■ REQUEST:
Return all entries precisely as they stand, without the images.
---- INPUT FOR THIS TASK
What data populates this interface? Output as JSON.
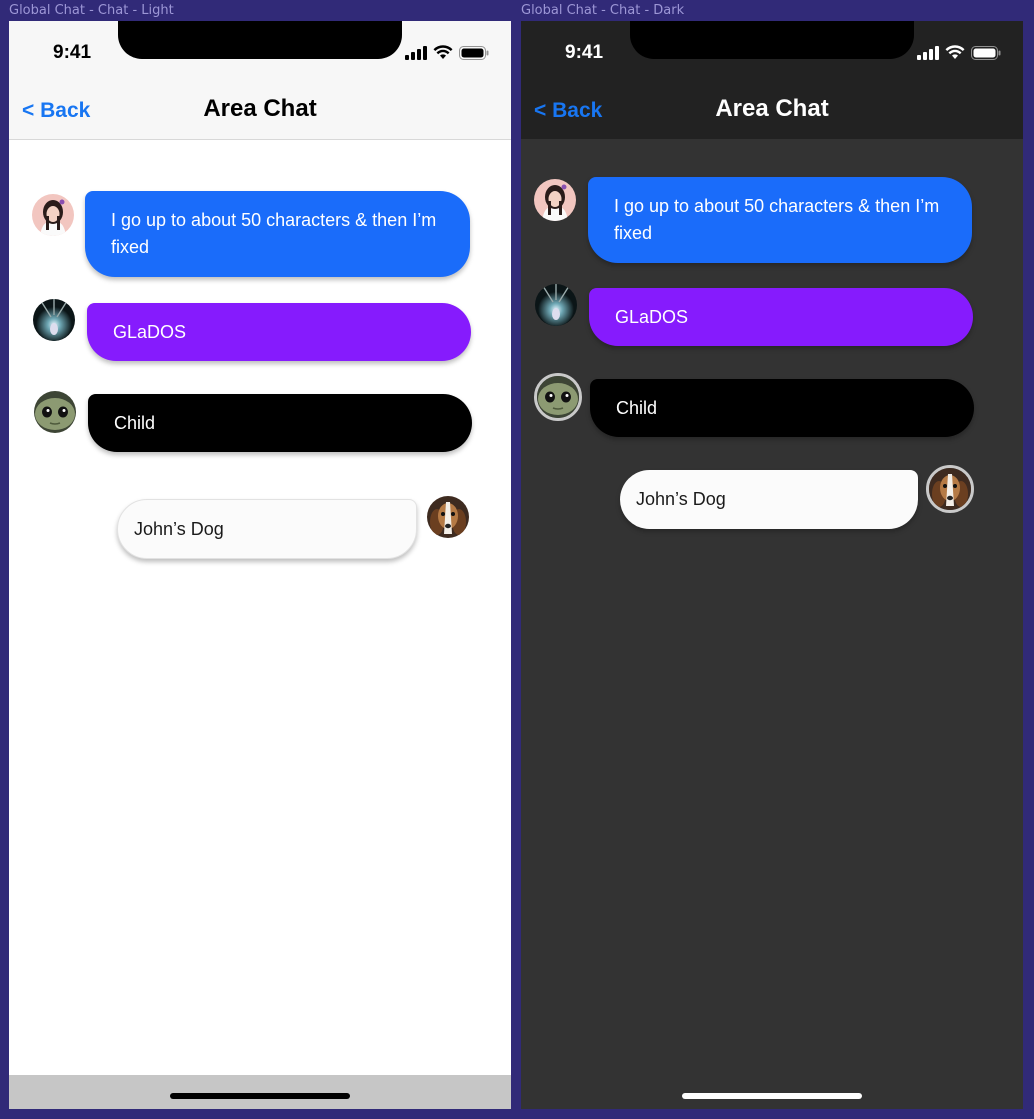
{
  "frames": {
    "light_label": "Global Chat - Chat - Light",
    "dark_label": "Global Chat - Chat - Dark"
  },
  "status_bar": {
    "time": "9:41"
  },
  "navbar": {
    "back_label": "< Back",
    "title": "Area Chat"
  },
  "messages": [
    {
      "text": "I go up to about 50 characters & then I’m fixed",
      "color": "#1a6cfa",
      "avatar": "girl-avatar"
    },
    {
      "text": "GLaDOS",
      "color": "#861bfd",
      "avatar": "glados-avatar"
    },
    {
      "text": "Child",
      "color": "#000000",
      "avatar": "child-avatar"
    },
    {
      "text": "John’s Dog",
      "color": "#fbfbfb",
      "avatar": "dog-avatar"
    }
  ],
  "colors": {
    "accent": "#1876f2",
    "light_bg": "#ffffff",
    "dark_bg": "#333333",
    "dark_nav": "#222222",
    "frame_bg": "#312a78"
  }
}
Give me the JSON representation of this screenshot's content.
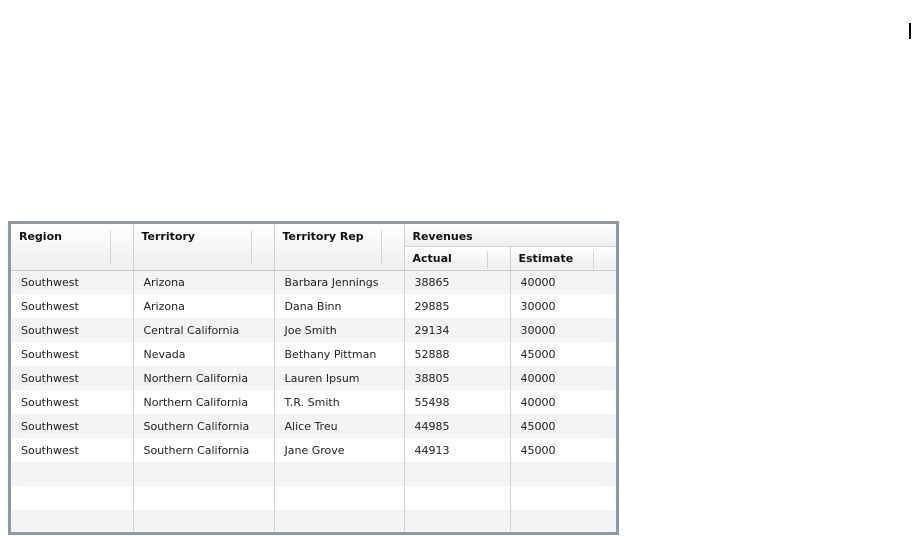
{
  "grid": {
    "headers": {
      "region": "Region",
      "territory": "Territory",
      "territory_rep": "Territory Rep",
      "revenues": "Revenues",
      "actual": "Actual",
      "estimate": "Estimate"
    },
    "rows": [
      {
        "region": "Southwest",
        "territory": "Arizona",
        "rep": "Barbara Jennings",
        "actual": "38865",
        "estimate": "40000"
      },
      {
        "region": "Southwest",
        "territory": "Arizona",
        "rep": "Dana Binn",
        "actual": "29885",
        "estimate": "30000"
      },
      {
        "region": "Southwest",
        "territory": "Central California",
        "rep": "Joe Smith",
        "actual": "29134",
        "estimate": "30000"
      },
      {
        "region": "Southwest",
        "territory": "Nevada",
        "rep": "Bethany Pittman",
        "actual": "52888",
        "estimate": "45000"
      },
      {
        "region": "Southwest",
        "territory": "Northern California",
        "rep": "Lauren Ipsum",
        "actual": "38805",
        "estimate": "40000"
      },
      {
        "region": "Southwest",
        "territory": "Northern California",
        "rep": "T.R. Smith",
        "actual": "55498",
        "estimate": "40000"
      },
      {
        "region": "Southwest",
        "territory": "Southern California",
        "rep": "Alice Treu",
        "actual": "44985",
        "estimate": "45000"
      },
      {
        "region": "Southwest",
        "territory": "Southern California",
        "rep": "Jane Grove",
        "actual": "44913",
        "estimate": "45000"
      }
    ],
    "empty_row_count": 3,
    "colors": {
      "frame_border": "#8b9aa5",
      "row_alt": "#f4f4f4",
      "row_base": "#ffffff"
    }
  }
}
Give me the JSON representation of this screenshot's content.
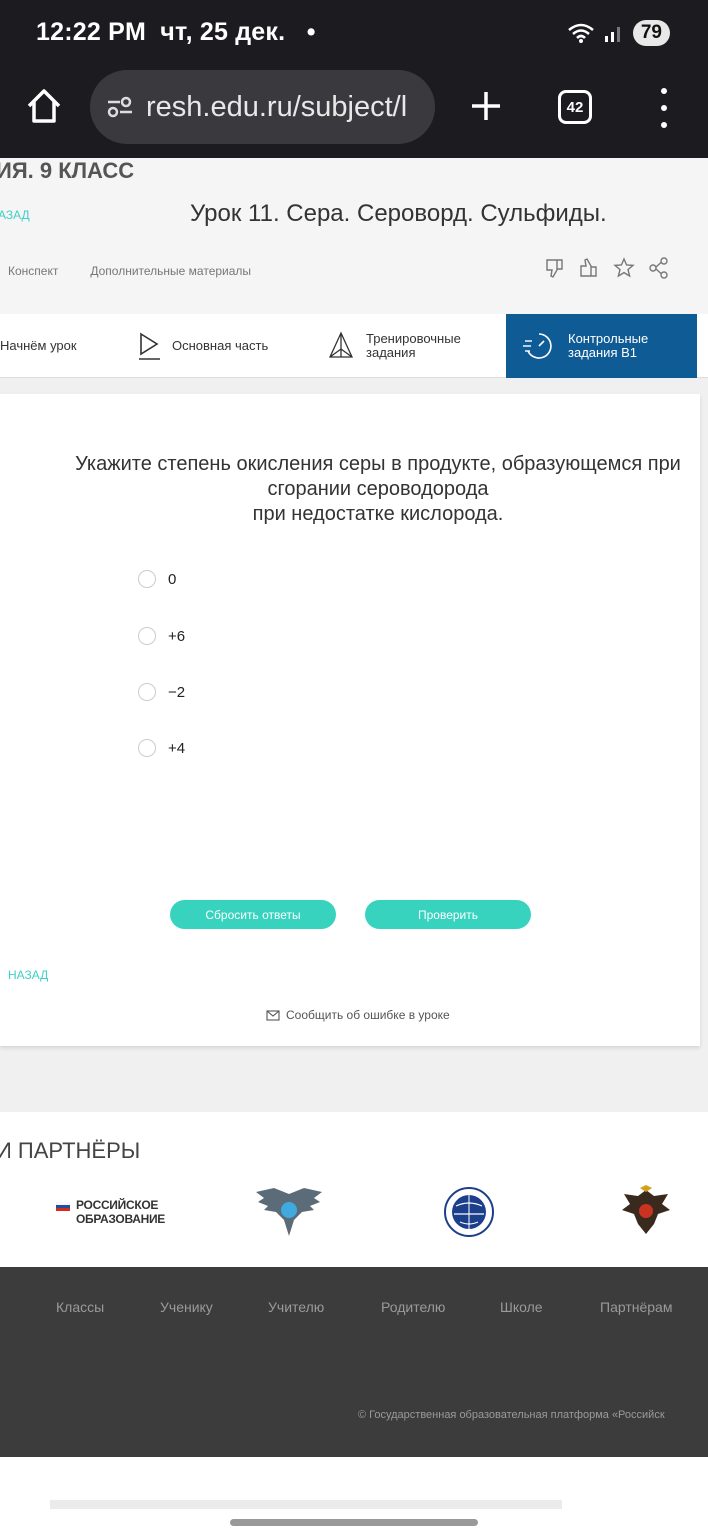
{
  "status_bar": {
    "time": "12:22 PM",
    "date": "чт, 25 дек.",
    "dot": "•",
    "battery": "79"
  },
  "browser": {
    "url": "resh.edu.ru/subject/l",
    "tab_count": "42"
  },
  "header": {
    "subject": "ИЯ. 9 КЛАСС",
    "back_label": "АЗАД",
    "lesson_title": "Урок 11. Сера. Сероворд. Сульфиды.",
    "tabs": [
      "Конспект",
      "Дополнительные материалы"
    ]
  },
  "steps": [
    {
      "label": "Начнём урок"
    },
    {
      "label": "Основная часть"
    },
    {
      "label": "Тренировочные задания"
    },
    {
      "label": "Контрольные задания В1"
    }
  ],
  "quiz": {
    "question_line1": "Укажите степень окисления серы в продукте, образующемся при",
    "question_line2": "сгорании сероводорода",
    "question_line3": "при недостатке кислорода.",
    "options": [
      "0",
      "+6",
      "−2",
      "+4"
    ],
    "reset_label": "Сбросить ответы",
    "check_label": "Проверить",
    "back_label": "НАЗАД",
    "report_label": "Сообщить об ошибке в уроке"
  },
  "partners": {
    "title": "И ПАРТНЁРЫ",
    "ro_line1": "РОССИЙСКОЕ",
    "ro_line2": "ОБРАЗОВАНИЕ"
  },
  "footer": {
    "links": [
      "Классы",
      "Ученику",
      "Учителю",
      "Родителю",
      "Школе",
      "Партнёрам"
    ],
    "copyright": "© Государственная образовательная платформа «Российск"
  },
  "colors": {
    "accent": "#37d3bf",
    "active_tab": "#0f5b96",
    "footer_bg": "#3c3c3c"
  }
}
--------
■ WRITTEN ANSWER:
What data populates this interface? Output as JSON.
{
  "frames": {
    "light_label": "Global Chat - Chat - Light",
    "dark_label": "Global Chat - Chat - Dark"
  },
  "status_bar": {
    "time": "9:41"
  },
  "navbar": {
    "back_label": "< Back",
    "title": "Area Chat"
  },
  "messages": [
    {
      "text": "I go up to about 50 characters & then I’m fixed",
      "color": "#1a6cfa",
      "avatar": "girl-avatar"
    },
    {
      "text": "GLaDOS",
      "color": "#861bfd",
      "avatar": "glados-avatar"
    },
    {
      "text": "Child",
      "color": "#000000",
      "avatar": "child-avatar"
    },
    {
      "text": "John’s Dog",
      "color": "#fbfbfb",
      "avatar": "dog-avatar"
    }
  ],
  "colors": {
    "accent": "#1876f2",
    "light_bg": "#ffffff",
    "dark_bg": "#333333",
    "dark_nav": "#222222",
    "frame_bg": "#312a78"
  }
}
Give me the JSON representation of this screenshot's content.
{
  "grid": {
    "headers": {
      "region": "Region",
      "territory": "Territory",
      "territory_rep": "Territory Rep",
      "revenues": "Revenues",
      "actual": "Actual",
      "estimate": "Estimate"
    },
    "rows": [
      {
        "region": "Southwest",
        "territory": "Arizona",
        "rep": "Barbara Jennings",
        "actual": "38865",
        "estimate": "40000"
      },
      {
        "region": "Southwest",
        "territory": "Arizona",
        "rep": "Dana Binn",
        "actual": "29885",
        "estimate": "30000"
      },
      {
        "region": "Southwest",
        "territory": "Central California",
        "rep": "Joe Smith",
        "actual": "29134",
        "estimate": "30000"
      },
      {
        "region": "Southwest",
        "territory": "Nevada",
        "rep": "Bethany Pittman",
        "actual": "52888",
        "estimate": "45000"
      },
      {
        "region": "Southwest",
        "territory": "Northern California",
        "rep": "Lauren Ipsum",
        "actual": "38805",
        "estimate": "40000"
      },
      {
        "region": "Southwest",
        "territory": "Northern California",
        "rep": "T.R. Smith",
        "actual": "55498",
        "estimate": "40000"
      },
      {
        "region": "Southwest",
        "territory": "Southern California",
        "rep": "Alice Treu",
        "actual": "44985",
        "estimate": "45000"
      },
      {
        "region": "Southwest",
        "territory": "Southern California",
        "rep": "Jane Grove",
        "actual": "44913",
        "estimate": "45000"
      }
    ],
    "empty_row_count": 3,
    "colors": {
      "frame_border": "#8b9aa5",
      "row_alt": "#f4f4f4",
      "row_base": "#ffffff"
    }
  }
}
Give me the JSON representation of this screenshot's content.
{
  "status_bar": {
    "time": "12:22 PM",
    "date": "чт, 25 дек.",
    "dot": "•",
    "battery": "79"
  },
  "browser": {
    "url": "resh.edu.ru/subject/l",
    "tab_count": "42"
  },
  "header": {
    "subject": "ИЯ. 9 КЛАСС",
    "back_label": "АЗАД",
    "lesson_title": "Урок 11. Сера. Сероворд. Сульфиды.",
    "tabs": [
      "Конспект",
      "Дополнительные материалы"
    ]
  },
  "steps": [
    {
      "label": "Начнём урок"
    },
    {
      "label": "Основная часть"
    },
    {
      "label": "Тренировочные задания"
    },
    {
      "label": "Контрольные задания В1"
    }
  ],
  "quiz": {
    "question_line1": "Укажите степень окисления серы в продукте, образующемся при",
    "question_line2": "сгорании сероводорода",
    "question_line3": "при недостатке кислорода.",
    "options": [
      "0",
      "+6",
      "−2",
      "+4"
    ],
    "reset_label": "Сбросить ответы",
    "check_label": "Проверить",
    "back_label": "НАЗАД",
    "report_label": "Сообщить об ошибке в уроке"
  },
  "partners": {
    "title": "И ПАРТНЁРЫ",
    "ro_line1": "РОССИЙСКОЕ",
    "ro_line2": "ОБРАЗОВАНИЕ"
  },
  "footer": {
    "links": [
      "Классы",
      "Ученику",
      "Учителю",
      "Родителю",
      "Школе",
      "Партнёрам"
    ],
    "copyright": "© Государственная образовательная платформа «Российск"
  },
  "colors": {
    "accent": "#37d3bf",
    "active_tab": "#0f5b96",
    "footer_bg": "#3c3c3c"
  }
}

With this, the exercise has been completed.